[Saved data entries]
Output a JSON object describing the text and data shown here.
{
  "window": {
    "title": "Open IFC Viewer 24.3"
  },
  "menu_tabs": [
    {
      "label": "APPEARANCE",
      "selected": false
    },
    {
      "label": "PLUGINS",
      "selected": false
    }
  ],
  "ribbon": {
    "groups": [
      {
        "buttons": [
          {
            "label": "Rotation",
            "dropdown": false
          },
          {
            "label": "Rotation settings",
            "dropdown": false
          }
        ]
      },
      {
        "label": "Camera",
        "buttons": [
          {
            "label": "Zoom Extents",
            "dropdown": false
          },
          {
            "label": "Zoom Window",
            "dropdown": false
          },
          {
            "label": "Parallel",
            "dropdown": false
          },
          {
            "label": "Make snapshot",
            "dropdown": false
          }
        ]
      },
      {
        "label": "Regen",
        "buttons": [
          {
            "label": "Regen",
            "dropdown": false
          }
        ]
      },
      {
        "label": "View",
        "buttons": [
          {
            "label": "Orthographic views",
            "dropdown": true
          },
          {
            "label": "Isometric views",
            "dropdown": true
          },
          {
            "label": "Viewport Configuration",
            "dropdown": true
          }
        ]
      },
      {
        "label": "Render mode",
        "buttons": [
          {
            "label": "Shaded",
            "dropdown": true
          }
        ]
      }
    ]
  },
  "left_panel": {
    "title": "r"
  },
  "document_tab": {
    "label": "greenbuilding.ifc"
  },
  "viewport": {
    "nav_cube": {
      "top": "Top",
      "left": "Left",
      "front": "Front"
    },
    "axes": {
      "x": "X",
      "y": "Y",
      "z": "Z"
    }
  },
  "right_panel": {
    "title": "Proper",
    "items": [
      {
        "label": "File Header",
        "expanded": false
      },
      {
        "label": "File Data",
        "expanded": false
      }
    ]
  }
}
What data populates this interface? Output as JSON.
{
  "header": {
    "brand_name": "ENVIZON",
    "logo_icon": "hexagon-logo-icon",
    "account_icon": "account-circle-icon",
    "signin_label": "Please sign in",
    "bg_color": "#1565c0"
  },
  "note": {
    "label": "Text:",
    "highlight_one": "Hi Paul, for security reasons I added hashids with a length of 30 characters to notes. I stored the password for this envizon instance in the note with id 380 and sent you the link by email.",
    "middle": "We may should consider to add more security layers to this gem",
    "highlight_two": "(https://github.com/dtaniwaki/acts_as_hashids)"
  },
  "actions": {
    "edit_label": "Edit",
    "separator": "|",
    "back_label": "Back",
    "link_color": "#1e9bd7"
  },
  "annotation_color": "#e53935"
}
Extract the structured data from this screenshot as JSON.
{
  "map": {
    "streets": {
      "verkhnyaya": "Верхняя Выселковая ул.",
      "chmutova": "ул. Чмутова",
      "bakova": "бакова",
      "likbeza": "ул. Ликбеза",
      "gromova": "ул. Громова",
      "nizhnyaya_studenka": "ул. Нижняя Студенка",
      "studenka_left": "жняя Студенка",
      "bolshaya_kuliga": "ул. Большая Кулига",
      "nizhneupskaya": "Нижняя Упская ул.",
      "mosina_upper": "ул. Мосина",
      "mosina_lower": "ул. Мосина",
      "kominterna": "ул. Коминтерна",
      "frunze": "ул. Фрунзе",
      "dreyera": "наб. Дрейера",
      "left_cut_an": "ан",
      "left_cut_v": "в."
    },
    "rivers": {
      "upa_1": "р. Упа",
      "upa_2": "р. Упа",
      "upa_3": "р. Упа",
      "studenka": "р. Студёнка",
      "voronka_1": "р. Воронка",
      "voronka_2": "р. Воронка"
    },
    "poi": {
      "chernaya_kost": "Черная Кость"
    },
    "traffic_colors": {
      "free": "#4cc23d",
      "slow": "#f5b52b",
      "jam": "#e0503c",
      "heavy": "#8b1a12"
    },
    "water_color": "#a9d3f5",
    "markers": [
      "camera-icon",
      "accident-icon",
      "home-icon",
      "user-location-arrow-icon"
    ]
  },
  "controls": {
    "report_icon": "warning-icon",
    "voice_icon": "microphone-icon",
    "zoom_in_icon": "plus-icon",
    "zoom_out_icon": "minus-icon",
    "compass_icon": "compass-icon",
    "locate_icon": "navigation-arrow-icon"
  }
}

■ EXERCISE DESCRIPTION: Using the exact wording, write out all of the records.

■ CORRECT ANSWER:
Output a JSON object describing the text and data shown here.
{
  "window": {
    "title": "Open IFC Viewer 24.3"
  },
  "menu_tabs": [
    {
      "label": "APPEARANCE",
      "selected": false
    },
    {
      "label": "PLUGINS",
      "selected": false
    }
  ],
  "ribbon": {
    "groups": [
      {
        "buttons": [
          {
            "label": "Rotation",
            "dropdown": false
          },
          {
            "label": "Rotation settings",
            "dropdown": false
          }
        ]
      },
      {
        "label": "Camera",
        "buttons": [
          {
            "label": "Zoom Extents",
            "dropdown": false
          },
          {
            "label": "Zoom Window",
            "dropdown": false
          },
          {
            "label": "Parallel",
            "dropdown": false
          },
          {
            "label": "Make snapshot",
            "dropdown": false
          }
        ]
      },
      {
        "label": "Regen",
        "buttons": [
          {
            "label": "Regen",
            "dropdown": false
          }
        ]
      },
      {
        "label": "View",
        "buttons": [
          {
            "label": "Orthographic views",
            "dropdown": true
          },
          {
            "label": "Isometric views",
            "dropdown": true
          },
          {
            "label": "Viewport Configuration",
            "dropdown": true
          }
        ]
      },
      {
        "label": "Render mode",
        "buttons": [
          {
            "label": "Shaded",
            "dropdown": true
          }
        ]
      }
    ]
  },
  "left_panel": {
    "title": "r"
  },
  "document_tab": {
    "label": "greenbuilding.ifc"
  },
  "viewport": {
    "nav_cube": {
      "top": "Top",
      "left": "Left",
      "front": "Front"
    },
    "axes": {
      "x": "X",
      "y": "Y",
      "z": "Z"
    }
  },
  "right_panel": {
    "title": "Proper",
    "items": [
      {
        "label": "File Header",
        "expanded": false
      },
      {
        "label": "File Data",
        "expanded": false
      }
    ]
  }
}
What data populates this interface? Output as JSON.
{
  "header": {
    "brand_name": "ENVIZON",
    "logo_icon": "hexagon-logo-icon",
    "account_icon": "account-circle-icon",
    "signin_label": "Please sign in",
    "bg_color": "#1565c0"
  },
  "note": {
    "label": "Text:",
    "highlight_one": "Hi Paul, for security reasons I added hashids with a length of 30 characters to notes. I stored the password for this envizon instance in the note with id 380 and sent you the link by email.",
    "middle": "We may should consider to add more security layers to this gem",
    "highlight_two": "(https://github.com/dtaniwaki/acts_as_hashids)"
  },
  "actions": {
    "edit_label": "Edit",
    "separator": "|",
    "back_label": "Back",
    "link_color": "#1e9bd7"
  },
  "annotation_color": "#e53935"
}
Extract the structured data from this screenshot as JSON.
{
  "map": {
    "streets": {
      "verkhnyaya": "Верхняя Выселковая ул.",
      "chmutova": "ул. Чмутова",
      "bakova": "бакова",
      "likbeza": "ул. Ликбеза",
      "gromova": "ул. Громова",
      "nizhnyaya_studenka": "ул. Нижняя Студенка",
      "studenka_left": "жняя Студенка",
      "bolshaya_kuliga": "ул. Большая Кулига",
      "nizhneupskaya": "Нижняя Упская ул.",
      "mosina_upper": "ул. Мосина",
      "mosina_lower": "ул. Мосина",
      "kominterna": "ул. Коминтерна",
      "frunze": "ул. Фрунзе",
      "dreyera": "наб. Дрейера",
      "left_cut_an": "ан",
      "left_cut_v": "в."
    },
    "rivers": {
      "upa_1": "р. Упа",
      "upa_2": "р. Упа",
      "upa_3": "р. Упа",
      "studenka": "р. Студёнка",
      "voronka_1": "р. Воронка",
      "voronka_2": "р. Воронка"
    },
    "poi": {
      "chernaya_kost": "Черная Кость"
    },
    "traffic_colors": {
      "free": "#4cc23d",
      "slow": "#f5b52b",
      "jam": "#e0503c",
      "heavy": "#8b1a12"
    },
    "water_color": "#a9d3f5",
    "markers": [
      "camera-icon",
      "accident-icon",
      "home-icon",
      "user-location-arrow-icon"
    ]
  },
  "controls": {
    "report_icon": "warning-icon",
    "voice_icon": "microphone-icon",
    "zoom_in_icon": "plus-icon",
    "zoom_out_icon": "minus-icon",
    "compass_icon": "compass-icon",
    "locate_icon": "navigation-arrow-icon"
  }
}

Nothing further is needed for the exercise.